* **What you have to do**
Reproduce exactly the lines from the one containing "Extract all readable text from this page." through the last line of the data, both ends included.

* **Records for processing**
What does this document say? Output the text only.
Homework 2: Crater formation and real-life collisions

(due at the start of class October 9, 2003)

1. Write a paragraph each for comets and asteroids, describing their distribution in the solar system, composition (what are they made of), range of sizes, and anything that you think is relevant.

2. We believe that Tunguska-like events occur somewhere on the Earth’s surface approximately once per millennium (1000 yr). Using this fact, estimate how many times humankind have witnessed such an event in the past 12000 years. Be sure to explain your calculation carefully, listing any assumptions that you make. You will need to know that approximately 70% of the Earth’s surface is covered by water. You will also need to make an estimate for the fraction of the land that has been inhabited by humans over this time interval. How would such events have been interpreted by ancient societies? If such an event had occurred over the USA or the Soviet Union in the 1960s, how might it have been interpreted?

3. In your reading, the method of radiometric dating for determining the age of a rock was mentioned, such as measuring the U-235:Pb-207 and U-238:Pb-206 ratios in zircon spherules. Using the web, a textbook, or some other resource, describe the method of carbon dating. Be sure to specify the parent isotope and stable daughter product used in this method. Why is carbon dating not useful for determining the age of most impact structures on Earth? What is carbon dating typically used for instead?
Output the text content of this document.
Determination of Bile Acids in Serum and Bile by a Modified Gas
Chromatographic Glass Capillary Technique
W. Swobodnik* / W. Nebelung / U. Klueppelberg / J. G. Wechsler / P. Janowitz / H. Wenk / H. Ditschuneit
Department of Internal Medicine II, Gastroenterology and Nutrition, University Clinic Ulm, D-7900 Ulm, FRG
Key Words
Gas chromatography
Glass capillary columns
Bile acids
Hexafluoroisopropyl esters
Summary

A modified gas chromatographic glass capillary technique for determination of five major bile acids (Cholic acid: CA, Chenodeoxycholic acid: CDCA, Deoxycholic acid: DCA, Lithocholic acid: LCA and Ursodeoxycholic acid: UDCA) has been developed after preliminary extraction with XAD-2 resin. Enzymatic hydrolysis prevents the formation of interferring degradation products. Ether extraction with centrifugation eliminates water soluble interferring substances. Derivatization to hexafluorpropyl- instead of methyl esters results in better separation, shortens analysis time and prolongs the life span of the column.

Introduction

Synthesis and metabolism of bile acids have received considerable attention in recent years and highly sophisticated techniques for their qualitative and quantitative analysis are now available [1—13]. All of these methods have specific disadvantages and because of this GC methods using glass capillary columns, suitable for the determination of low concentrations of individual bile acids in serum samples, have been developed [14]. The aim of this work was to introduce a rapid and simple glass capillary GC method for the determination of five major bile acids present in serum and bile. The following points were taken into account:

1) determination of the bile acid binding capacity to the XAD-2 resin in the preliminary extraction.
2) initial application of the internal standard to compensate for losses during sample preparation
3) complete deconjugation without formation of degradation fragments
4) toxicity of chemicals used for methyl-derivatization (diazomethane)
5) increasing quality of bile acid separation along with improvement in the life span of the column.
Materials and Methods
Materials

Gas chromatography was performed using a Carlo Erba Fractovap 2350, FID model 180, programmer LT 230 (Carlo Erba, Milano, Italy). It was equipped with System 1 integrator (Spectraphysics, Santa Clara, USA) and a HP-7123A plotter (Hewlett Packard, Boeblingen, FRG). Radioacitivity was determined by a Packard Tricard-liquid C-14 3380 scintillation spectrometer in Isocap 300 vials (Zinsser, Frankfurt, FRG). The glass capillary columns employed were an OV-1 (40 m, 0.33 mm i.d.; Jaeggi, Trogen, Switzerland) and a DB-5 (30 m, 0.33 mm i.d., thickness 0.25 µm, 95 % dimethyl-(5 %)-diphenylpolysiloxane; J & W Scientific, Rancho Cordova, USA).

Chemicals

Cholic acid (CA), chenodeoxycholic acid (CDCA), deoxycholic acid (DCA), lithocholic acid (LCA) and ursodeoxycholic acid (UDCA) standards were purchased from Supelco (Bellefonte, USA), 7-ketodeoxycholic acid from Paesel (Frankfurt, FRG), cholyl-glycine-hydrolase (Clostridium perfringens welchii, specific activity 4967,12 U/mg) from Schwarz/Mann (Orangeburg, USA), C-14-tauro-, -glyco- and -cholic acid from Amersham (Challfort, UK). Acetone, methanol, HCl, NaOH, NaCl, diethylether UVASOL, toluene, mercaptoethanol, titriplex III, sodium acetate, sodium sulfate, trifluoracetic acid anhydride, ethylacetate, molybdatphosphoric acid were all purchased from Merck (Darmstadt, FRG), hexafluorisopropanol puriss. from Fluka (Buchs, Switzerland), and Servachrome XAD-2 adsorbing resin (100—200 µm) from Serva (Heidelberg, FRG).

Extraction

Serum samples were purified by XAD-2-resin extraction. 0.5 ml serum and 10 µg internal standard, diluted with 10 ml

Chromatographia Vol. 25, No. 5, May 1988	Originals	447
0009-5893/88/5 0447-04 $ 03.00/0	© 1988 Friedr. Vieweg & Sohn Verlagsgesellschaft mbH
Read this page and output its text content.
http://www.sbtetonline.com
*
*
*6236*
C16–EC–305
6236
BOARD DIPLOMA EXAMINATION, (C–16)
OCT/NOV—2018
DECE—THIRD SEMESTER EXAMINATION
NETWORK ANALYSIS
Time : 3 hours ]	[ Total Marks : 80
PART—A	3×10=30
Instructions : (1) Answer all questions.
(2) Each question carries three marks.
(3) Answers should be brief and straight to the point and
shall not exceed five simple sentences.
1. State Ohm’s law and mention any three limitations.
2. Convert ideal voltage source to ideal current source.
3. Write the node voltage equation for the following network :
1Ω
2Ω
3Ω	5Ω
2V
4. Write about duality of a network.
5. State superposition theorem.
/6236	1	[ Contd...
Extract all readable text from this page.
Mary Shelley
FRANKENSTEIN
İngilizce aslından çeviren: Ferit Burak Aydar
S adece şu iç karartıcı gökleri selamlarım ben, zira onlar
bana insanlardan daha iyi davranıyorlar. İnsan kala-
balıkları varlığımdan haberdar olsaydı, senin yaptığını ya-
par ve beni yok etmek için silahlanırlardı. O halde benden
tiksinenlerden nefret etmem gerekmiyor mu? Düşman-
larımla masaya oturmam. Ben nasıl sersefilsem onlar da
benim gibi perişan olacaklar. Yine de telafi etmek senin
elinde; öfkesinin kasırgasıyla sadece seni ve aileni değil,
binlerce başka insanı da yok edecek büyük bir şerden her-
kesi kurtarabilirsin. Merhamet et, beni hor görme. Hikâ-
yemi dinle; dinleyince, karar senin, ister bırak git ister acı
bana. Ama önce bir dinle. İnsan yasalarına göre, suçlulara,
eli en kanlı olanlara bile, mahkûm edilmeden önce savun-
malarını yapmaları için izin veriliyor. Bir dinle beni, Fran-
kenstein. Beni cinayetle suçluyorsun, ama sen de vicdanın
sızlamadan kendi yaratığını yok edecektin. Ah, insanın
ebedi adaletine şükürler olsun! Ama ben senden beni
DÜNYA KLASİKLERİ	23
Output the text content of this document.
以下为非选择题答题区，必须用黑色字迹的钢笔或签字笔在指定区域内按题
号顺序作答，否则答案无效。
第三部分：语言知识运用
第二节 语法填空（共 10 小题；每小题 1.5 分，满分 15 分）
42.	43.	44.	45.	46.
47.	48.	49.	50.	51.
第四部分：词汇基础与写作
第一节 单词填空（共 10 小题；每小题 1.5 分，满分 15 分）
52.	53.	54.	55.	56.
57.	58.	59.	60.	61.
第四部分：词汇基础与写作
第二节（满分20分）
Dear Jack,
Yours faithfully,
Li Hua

* **Reply to the exercise**
Extract all readable text from this page.
Mary Shelley
FRANKENSTEIN
İngilizce aslından çeviren: Ferit Burak Aydar
S adece şu iç karartıcı gökleri selamlarım ben, zira onlar
bana insanlardan daha iyi davranıyorlar. İnsan kala-
balıkları varlığımdan haberdar olsaydı, senin yaptığını ya-
par ve beni yok etmek için silahlanırlardı. O halde benden
tiksinenlerden nefret etmem gerekmiyor mu? Düşman-
larımla masaya oturmam. Ben nasıl sersefilsem onlar da
benim gibi perişan olacaklar. Yine de telafi etmek senin
elinde; öfkesinin kasırgasıyla sadece seni ve aileni değil,
binlerce başka insanı da yok edecek büyük bir şerden her-
kesi kurtarabilirsin. Merhamet et, beni hor görme. Hikâ-
yemi dinle; dinleyince, karar senin, ister bırak git ister acı
bana. Ama önce bir dinle. İnsan yasalarına göre, suçlulara,
eli en kanlı olanlara bile, mahkûm edilmeden önce savun-
malarını yapmaları için izin veriliyor. Bir dinle beni, Fran-
kenstein. Beni cinayetle suçluyorsun, ama sen de vicdanın
sızlamadan kendi yaratığını yok edecektin. Ah, insanın
ebedi adaletine şükürler olsun! Ama ben senden beni
DÜNYA KLASİKLERİ	23
Output the text content of this document.
以下为非选择题答题区，必须用黑色字迹的钢笔或签字笔在指定区域内按题
号顺序作答，否则答案无效。
第三部分：语言知识运用
第二节 语法填空（共 10 小题；每小题 1.5 分，满分 15 分）
42.	43.	44.	45.	46.
47.	48.	49.	50.	51.
第四部分：词汇基础与写作
第一节 单词填空（共 10 小题；每小题 1.5 分，满分 15 分）
52.	53.	54.	55.	56.
57.	58.	59.	60.	61.
第四部分：词汇基础与写作
第二节（满分20分）
Dear Jack,
Yours faithfully,
Li Hua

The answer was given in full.